◆ Provided material
========================
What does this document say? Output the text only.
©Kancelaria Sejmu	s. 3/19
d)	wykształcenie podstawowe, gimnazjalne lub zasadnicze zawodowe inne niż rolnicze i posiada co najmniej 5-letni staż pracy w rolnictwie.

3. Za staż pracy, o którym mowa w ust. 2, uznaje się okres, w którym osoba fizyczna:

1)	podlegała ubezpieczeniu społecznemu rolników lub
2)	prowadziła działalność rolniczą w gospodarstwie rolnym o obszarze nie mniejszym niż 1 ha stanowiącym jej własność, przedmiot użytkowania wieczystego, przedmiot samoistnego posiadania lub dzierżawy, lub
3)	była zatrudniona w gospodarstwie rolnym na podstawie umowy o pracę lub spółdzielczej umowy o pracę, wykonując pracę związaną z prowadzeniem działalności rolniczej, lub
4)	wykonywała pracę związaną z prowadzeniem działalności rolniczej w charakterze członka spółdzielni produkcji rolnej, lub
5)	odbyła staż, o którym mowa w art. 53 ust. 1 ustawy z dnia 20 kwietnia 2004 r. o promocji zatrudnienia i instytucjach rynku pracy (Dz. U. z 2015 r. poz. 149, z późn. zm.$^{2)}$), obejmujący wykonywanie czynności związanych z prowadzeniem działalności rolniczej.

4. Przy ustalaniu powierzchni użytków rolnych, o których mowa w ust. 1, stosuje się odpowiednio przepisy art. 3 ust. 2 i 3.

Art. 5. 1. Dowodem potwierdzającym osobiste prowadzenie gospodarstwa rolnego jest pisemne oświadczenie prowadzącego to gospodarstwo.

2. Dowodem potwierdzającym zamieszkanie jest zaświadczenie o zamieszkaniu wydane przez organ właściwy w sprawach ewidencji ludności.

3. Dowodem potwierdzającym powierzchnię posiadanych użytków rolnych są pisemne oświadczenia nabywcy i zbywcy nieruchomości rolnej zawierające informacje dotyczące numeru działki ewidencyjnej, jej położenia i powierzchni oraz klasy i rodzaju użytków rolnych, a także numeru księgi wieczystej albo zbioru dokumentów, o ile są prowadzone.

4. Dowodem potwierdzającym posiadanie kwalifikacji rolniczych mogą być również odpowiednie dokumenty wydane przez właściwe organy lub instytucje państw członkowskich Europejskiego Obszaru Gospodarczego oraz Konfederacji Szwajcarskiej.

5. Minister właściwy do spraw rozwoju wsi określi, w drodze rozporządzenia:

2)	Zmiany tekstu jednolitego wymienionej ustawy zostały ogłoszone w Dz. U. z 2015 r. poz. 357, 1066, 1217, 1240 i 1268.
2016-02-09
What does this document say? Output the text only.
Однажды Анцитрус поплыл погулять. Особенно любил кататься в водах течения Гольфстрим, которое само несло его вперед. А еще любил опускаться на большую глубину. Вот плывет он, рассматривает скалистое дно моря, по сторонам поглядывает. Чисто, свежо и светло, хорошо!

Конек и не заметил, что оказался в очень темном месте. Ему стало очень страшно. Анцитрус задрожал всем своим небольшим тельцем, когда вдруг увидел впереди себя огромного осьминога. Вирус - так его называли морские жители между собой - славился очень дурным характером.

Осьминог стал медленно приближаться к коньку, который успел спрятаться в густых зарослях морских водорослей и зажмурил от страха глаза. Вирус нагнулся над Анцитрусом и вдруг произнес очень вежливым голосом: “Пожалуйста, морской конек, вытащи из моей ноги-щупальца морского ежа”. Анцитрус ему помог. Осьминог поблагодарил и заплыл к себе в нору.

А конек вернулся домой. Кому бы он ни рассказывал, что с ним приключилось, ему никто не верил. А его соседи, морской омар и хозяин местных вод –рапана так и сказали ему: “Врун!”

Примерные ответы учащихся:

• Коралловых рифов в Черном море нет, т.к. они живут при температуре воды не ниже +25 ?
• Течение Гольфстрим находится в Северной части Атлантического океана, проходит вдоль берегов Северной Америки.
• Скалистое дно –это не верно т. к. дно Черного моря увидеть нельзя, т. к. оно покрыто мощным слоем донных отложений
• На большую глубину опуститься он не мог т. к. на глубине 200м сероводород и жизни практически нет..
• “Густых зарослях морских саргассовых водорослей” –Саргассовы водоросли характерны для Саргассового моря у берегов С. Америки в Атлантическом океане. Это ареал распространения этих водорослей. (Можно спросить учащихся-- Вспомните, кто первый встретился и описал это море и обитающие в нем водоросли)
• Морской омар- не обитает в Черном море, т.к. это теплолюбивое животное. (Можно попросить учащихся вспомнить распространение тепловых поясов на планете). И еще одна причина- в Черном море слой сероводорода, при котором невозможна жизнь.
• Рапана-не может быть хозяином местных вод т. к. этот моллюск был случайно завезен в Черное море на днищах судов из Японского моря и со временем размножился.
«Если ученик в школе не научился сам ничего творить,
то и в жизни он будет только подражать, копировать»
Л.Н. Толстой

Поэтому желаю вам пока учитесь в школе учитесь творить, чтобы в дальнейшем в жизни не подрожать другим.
========================
◆ Given problem
Repeat all of the entries exactly.

◆ Result for this exercise
What does this document say? Output the text only.
©Kancelaria Sejmu	s. 3/19
d)	wykształcenie podstawowe, gimnazjalne lub zasadnicze zawodowe inne niż rolnicze i posiada co najmniej 5-letni staż pracy w rolnictwie.

3. Za staż pracy, o którym mowa w ust. 2, uznaje się okres, w którym osoba fizyczna:

1)	podlegała ubezpieczeniu społecznemu rolników lub
2)	prowadziła działalność rolniczą w gospodarstwie rolnym o obszarze nie mniejszym niż 1 ha stanowiącym jej własność, przedmiot użytkowania wieczystego, przedmiot samoistnego posiadania lub dzierżawy, lub
3)	była zatrudniona w gospodarstwie rolnym na podstawie umowy o pracę lub spółdzielczej umowy o pracę, wykonując pracę związaną z prowadzeniem działalności rolniczej, lub
4)	wykonywała pracę związaną z prowadzeniem działalności rolniczej w charakterze członka spółdzielni produkcji rolnej, lub
5)	odbyła staż, o którym mowa w art. 53 ust. 1 ustawy z dnia 20 kwietnia 2004 r. o promocji zatrudnienia i instytucjach rynku pracy (Dz. U. z 2015 r. poz. 149, z późn. zm.$^{2)}$), obejmujący wykonywanie czynności związanych z prowadzeniem działalności rolniczej.

4. Przy ustalaniu powierzchni użytków rolnych, o których mowa w ust. 1, stosuje się odpowiednio przepisy art. 3 ust. 2 i 3.

Art. 5. 1. Dowodem potwierdzającym osobiste prowadzenie gospodarstwa rolnego jest pisemne oświadczenie prowadzącego to gospodarstwo.

2. Dowodem potwierdzającym zamieszkanie jest zaświadczenie o zamieszkaniu wydane przez organ właściwy w sprawach ewidencji ludności.

3. Dowodem potwierdzającym powierzchnię posiadanych użytków rolnych są pisemne oświadczenia nabywcy i zbywcy nieruchomości rolnej zawierające informacje dotyczące numeru działki ewidencyjnej, jej położenia i powierzchni oraz klasy i rodzaju użytków rolnych, a także numeru księgi wieczystej albo zbioru dokumentów, o ile są prowadzone.

4. Dowodem potwierdzającym posiadanie kwalifikacji rolniczych mogą być również odpowiednie dokumenty wydane przez właściwe organy lub instytucje państw członkowskich Europejskiego Obszaru Gospodarczego oraz Konfederacji Szwajcarskiej.

5. Minister właściwy do spraw rozwoju wsi określi, w drodze rozporządzenia:

2)	Zmiany tekstu jednolitego wymienionej ustawy zostały ogłoszone w Dz. U. z 2015 r. poz. 357, 1066, 1217, 1240 i 1268.
2016-02-09
What does this document say? Output the text only.
Однажды Анцитрус поплыл погулять. Особенно любил кататься в водах течения Гольфстрим, которое само несло его вперед. А еще любил опускаться на большую глубину. Вот плывет он, рассматривает скалистое дно моря, по сторонам поглядывает. Чисто, свежо и светло, хорошо!

Конек и не заметил, что оказался в очень темном месте. Ему стало очень страшно. Анцитрус задрожал всем своим небольшим тельцем, когда вдруг увидел впереди себя огромного осьминога. Вирус - так его называли морские жители между собой - славился очень дурным характером.

Осьминог стал медленно приближаться к коньку, который успел спрятаться в густых зарослях морских водорослей и зажмурил от страха глаза. Вирус нагнулся над Анцитрусом и вдруг произнес очень вежливым голосом: “Пожалуйста, морской конек, вытащи из моей ноги-щупальца морского ежа”. Анцитрус ему помог. Осьминог поблагодарил и заплыл к себе в нору.

А конек вернулся домой. Кому бы он ни рассказывал, что с ним приключилось, ему никто не верил. А его соседи, морской омар и хозяин местных вод –рапана так и сказали ему: “Врун!”

Примерные ответы учащихся:

• Коралловых рифов в Черном море нет, т.к. они живут при температуре воды не ниже +25 ?
• Течение Гольфстрим находится в Северной части Атлантического океана, проходит вдоль берегов Северной Америки.
• Скалистое дно –это не верно т. к. дно Черного моря увидеть нельзя, т. к. оно покрыто мощным слоем донных отложений
• На большую глубину опуститься он не мог т. к. на глубине 200м сероводород и жизни практически нет..
• “Густых зарослях морских саргассовых водорослей” –Саргассовы водоросли характерны для Саргассового моря у берегов С. Америки в Атлантическом океане. Это ареал распространения этих водорослей. (Можно спросить учащихся-- Вспомните, кто первый встретился и описал это море и обитающие в нем водоросли)
• Морской омар- не обитает в Черном море, т.к. это теплолюбивое животное. (Можно попросить учащихся вспомнить распространение тепловых поясов на планете). И еще одна причина- в Черном море слой сероводорода, при котором невозможна жизнь.
• Рапана-не может быть хозяином местных вод т. к. этот моллюск был случайно завезен в Черное море на днищах судов из Японского моря и со временем размножился.
«Если ученик в школе не научился сам ничего творить,
то и в жизни он будет только подражать, копировать»
Л.Н. Толстой

Поэтому желаю вам пока учитесь в школе учитесь творить, чтобы в дальнейшем в жизни не подрожать другим.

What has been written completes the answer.